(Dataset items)

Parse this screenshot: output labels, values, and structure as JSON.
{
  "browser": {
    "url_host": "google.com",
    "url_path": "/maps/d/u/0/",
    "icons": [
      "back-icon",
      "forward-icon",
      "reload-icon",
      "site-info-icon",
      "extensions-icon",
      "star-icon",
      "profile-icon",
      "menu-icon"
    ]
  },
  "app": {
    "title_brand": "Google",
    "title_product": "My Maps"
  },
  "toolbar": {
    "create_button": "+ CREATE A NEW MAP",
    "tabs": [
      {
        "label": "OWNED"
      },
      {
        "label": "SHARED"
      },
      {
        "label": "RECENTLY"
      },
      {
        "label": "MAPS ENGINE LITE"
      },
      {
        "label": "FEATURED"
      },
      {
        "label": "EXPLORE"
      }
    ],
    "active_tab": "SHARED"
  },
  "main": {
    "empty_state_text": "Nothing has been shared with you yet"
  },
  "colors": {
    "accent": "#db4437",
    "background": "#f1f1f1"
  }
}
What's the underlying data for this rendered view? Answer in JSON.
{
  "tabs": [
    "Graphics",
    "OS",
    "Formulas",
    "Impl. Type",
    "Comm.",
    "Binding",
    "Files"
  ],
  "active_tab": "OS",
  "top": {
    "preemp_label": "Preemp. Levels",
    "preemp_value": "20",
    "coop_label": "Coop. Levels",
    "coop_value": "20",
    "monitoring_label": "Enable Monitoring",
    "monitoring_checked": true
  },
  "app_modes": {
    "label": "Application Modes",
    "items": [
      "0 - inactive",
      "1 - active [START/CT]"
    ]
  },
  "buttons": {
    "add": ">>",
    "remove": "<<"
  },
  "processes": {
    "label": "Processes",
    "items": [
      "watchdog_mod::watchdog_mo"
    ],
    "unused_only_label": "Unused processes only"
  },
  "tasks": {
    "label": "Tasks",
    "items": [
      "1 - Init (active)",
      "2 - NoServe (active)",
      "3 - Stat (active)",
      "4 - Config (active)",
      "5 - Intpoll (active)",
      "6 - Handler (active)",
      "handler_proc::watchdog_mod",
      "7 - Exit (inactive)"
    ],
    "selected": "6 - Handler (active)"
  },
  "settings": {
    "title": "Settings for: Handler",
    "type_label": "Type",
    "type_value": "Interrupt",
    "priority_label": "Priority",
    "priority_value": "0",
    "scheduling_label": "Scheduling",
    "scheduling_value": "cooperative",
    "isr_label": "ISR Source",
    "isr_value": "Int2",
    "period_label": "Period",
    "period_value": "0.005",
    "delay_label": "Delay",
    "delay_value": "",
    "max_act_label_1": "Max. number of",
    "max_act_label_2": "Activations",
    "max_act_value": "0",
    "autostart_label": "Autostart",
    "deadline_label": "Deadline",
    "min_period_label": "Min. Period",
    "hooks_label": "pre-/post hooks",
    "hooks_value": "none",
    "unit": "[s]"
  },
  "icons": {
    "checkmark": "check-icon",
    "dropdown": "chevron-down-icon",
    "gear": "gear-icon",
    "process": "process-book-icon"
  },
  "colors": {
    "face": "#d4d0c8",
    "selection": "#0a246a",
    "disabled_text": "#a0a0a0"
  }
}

* [Your objective] Repeat the entries shown above, every one, word for word.

* [Answer to the exercise]
Parse this screenshot: output labels, values, and structure as JSON.
{
  "browser": {
    "url_host": "google.com",
    "url_path": "/maps/d/u/0/",
    "icons": [
      "back-icon",
      "forward-icon",
      "reload-icon",
      "site-info-icon",
      "extensions-icon",
      "star-icon",
      "profile-icon",
      "menu-icon"
    ]
  },
  "app": {
    "title_brand": "Google",
    "title_product": "My Maps"
  },
  "toolbar": {
    "create_button": "+ CREATE A NEW MAP",
    "tabs": [
      {
        "label": "OWNED"
      },
      {
        "label": "SHARED"
      },
      {
        "label": "RECENTLY"
      },
      {
        "label": "MAPS ENGINE LITE"
      },
      {
        "label": "FEATURED"
      },
      {
        "label": "EXPLORE"
      }
    ],
    "active_tab": "SHARED"
  },
  "main": {
    "empty_state_text": "Nothing has been shared with you yet"
  },
  "colors": {
    "accent": "#db4437",
    "background": "#f1f1f1"
  }
}
What's the underlying data for this rendered view? Answer in JSON.
{
  "tabs": [
    "Graphics",
    "OS",
    "Formulas",
    "Impl. Type",
    "Comm.",
    "Binding",
    "Files"
  ],
  "active_tab": "OS",
  "top": {
    "preemp_label": "Preemp. Levels",
    "preemp_value": "20",
    "coop_label": "Coop. Levels",
    "coop_value": "20",
    "monitoring_label": "Enable Monitoring",
    "monitoring_checked": true
  },
  "app_modes": {
    "label": "Application Modes",
    "items": [
      "0 - inactive",
      "1 - active [START/CT]"
    ]
  },
  "buttons": {
    "add": ">>",
    "remove": "<<"
  },
  "processes": {
    "label": "Processes",
    "items": [
      "watchdog_mod::watchdog_mo"
    ],
    "unused_only_label": "Unused processes only"
  },
  "tasks": {
    "label": "Tasks",
    "items": [
      "1 - Init (active)",
      "2 - NoServe (active)",
      "3 - Stat (active)",
      "4 - Config (active)",
      "5 - Intpoll (active)",
      "6 - Handler (active)",
      "handler_proc::watchdog_mod",
      "7 - Exit (inactive)"
    ],
    "selected": "6 - Handler (active)"
  },
  "settings": {
    "title": "Settings for: Handler",
    "type_label": "Type",
    "type_value": "Interrupt",
    "priority_label": "Priority",
    "priority_value": "0",
    "scheduling_label": "Scheduling",
    "scheduling_value": "cooperative",
    "isr_label": "ISR Source",
    "isr_value": "Int2",
    "period_label": "Period",
    "period_value": "0.005",
    "delay_label": "Delay",
    "delay_value": "",
    "max_act_label_1": "Max. number of",
    "max_act_label_2": "Activations",
    "max_act_value": "0",
    "autostart_label": "Autostart",
    "deadline_label": "Deadline",
    "min_period_label": "Min. Period",
    "hooks_label": "pre-/post hooks",
    "hooks_value": "none",
    "unit": "[s]"
  },
  "icons": {
    "checkmark": "check-icon",
    "dropdown": "chevron-down-icon",
    "gear": "gear-icon",
    "process": "process-book-icon"
  },
  "colors": {
    "face": "#d4d0c8",
    "selection": "#0a246a",
    "disabled_text": "#a0a0a0"
  }
}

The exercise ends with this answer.